(Chart and figure data)

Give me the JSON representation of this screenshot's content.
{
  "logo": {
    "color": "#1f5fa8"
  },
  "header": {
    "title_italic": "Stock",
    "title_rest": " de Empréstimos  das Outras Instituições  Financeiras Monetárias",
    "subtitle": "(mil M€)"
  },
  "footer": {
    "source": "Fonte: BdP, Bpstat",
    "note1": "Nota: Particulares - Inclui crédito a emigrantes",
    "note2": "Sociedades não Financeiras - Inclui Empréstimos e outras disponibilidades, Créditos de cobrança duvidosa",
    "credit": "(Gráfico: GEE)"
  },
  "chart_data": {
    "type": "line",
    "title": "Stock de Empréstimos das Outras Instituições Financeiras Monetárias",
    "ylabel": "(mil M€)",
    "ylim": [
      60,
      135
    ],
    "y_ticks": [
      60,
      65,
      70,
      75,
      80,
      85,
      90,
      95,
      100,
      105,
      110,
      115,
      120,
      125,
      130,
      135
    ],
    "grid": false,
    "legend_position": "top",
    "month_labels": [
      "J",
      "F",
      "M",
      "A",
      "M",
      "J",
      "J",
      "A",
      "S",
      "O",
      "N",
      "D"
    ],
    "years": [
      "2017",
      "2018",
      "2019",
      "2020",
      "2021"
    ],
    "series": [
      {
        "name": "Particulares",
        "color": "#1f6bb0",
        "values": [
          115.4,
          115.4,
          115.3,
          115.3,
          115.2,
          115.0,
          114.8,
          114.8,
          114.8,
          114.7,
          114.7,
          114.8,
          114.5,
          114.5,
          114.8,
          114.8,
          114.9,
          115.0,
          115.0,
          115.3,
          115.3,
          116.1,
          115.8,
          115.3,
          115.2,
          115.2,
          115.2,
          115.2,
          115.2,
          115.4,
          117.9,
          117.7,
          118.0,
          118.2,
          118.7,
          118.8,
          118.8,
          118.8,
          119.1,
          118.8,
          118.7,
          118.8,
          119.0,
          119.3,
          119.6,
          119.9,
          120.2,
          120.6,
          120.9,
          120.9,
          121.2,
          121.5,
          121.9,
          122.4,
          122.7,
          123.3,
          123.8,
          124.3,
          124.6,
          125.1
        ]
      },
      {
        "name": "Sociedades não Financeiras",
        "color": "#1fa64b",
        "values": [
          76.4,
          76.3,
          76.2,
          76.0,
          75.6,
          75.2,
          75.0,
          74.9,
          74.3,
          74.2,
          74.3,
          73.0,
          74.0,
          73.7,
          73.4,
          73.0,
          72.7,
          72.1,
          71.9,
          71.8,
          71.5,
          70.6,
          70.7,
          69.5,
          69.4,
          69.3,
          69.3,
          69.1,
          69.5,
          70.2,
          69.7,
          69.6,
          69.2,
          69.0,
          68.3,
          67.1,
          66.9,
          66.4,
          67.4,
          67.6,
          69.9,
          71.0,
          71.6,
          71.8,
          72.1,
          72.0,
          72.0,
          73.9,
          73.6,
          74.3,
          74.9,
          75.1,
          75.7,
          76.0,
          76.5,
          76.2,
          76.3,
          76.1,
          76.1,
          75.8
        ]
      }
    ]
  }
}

DO THIS: Say how many lines hold the word "Monetárias", giving the number and nothing else.

TASK ANSWER: 2